--- START Dataset records ---
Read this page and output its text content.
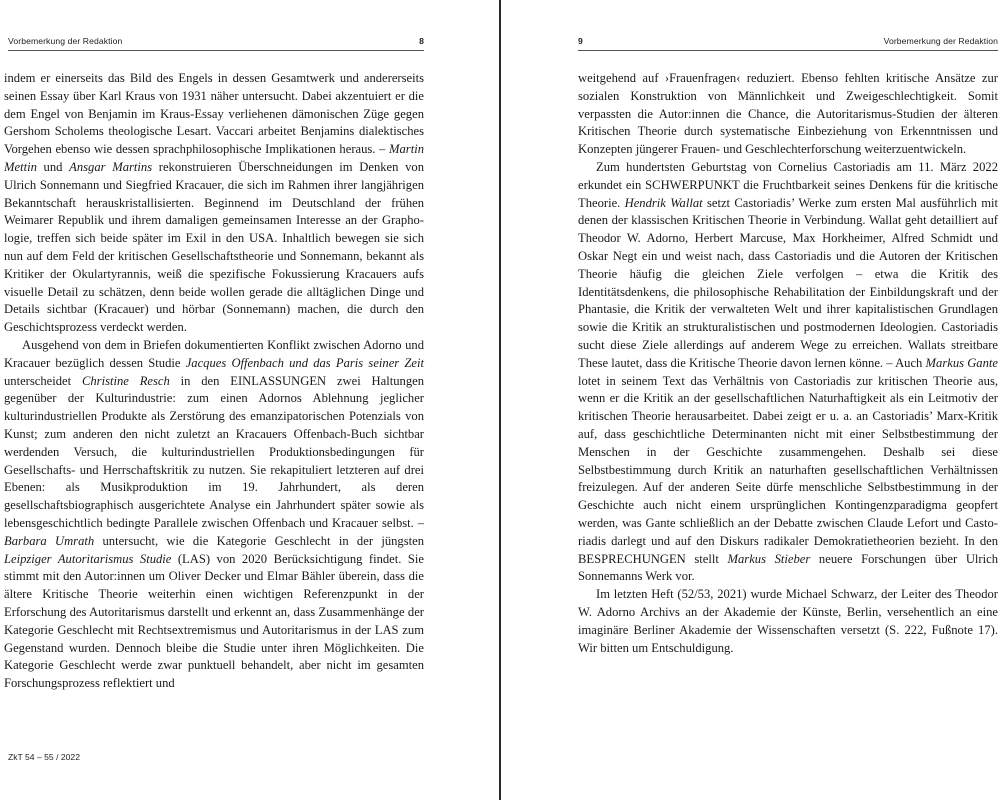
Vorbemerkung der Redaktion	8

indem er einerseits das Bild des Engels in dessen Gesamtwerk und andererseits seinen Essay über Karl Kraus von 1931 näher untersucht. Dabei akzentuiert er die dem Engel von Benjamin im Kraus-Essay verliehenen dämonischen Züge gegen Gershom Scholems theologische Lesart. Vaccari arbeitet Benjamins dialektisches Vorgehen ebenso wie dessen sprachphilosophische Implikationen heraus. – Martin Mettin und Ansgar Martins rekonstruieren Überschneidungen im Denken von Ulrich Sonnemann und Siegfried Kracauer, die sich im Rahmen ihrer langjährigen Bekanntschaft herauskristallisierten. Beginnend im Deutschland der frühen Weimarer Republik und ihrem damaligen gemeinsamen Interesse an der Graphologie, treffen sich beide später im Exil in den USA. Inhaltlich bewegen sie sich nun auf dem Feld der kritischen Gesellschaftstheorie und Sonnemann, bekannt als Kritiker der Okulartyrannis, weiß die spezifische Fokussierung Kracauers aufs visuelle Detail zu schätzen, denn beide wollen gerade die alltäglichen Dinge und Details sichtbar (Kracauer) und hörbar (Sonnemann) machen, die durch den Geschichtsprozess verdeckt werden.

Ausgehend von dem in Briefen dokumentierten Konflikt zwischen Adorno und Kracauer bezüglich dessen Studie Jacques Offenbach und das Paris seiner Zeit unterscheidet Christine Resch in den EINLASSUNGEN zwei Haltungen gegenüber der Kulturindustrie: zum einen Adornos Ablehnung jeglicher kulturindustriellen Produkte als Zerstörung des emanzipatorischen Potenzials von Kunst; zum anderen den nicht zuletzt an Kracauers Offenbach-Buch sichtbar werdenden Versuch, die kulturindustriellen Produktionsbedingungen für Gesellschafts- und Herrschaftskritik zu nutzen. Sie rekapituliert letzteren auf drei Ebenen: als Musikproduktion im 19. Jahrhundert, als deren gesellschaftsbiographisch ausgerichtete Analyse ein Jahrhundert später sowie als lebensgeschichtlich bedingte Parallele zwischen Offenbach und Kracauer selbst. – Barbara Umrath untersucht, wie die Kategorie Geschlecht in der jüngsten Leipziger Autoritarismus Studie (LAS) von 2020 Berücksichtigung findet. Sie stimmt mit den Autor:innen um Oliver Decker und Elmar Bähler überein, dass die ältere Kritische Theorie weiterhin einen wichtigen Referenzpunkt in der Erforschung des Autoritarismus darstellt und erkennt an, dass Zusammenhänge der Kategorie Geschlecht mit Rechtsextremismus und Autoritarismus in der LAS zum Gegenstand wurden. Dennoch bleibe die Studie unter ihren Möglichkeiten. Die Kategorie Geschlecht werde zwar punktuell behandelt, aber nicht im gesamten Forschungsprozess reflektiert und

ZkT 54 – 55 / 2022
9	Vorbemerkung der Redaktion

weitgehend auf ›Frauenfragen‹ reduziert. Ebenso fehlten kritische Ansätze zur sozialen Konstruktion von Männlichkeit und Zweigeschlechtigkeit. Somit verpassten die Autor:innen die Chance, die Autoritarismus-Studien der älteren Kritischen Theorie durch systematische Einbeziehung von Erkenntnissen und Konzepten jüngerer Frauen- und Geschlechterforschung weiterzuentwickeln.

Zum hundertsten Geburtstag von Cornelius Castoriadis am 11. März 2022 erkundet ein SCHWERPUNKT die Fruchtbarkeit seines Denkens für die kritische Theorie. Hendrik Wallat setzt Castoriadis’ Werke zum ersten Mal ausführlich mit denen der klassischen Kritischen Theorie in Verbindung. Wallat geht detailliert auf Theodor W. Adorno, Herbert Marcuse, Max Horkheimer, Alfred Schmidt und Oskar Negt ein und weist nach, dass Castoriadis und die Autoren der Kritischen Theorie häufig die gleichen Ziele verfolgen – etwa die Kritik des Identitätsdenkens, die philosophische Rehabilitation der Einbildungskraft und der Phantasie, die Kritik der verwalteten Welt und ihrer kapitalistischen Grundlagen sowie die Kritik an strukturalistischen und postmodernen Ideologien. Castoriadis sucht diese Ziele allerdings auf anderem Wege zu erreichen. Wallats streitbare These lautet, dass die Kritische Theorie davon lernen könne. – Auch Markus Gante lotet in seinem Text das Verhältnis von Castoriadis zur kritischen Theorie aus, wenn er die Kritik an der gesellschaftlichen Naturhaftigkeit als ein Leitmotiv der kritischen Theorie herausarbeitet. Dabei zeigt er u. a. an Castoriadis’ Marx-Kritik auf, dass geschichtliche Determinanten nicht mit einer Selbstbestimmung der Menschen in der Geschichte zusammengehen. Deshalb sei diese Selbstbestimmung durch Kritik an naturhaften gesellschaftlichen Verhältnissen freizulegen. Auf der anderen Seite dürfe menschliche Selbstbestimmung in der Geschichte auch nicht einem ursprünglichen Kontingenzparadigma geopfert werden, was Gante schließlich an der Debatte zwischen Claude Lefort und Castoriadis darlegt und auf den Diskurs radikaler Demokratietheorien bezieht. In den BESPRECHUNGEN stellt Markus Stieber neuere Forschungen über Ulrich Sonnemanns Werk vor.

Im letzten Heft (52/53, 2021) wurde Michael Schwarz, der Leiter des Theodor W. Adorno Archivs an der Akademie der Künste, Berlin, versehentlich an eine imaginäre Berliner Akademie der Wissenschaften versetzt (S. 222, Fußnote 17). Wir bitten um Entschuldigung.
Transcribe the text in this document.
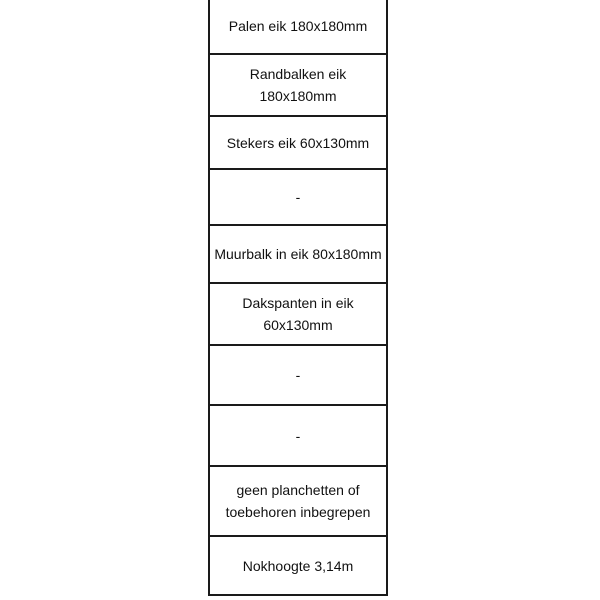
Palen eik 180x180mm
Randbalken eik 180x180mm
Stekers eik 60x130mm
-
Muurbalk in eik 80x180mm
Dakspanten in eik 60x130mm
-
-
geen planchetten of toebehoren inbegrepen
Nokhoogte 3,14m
--- END Dataset records ---
The problem: No pictures belong in the copy: reproduce exactly the lines above from the one that contains "Transcribe the text in this document." through the last line of the entries.

Result below:
Transcribe the text in this document.
Palen eik 180x180mm
Randbalken eik 180x180mm
Stekers eik 60x130mm
-
Muurbalk in eik 80x180mm
Dakspanten in eik 60x130mm
-
-
geen planchetten of toebehoren inbegrepen
Nokhoogte 3,14m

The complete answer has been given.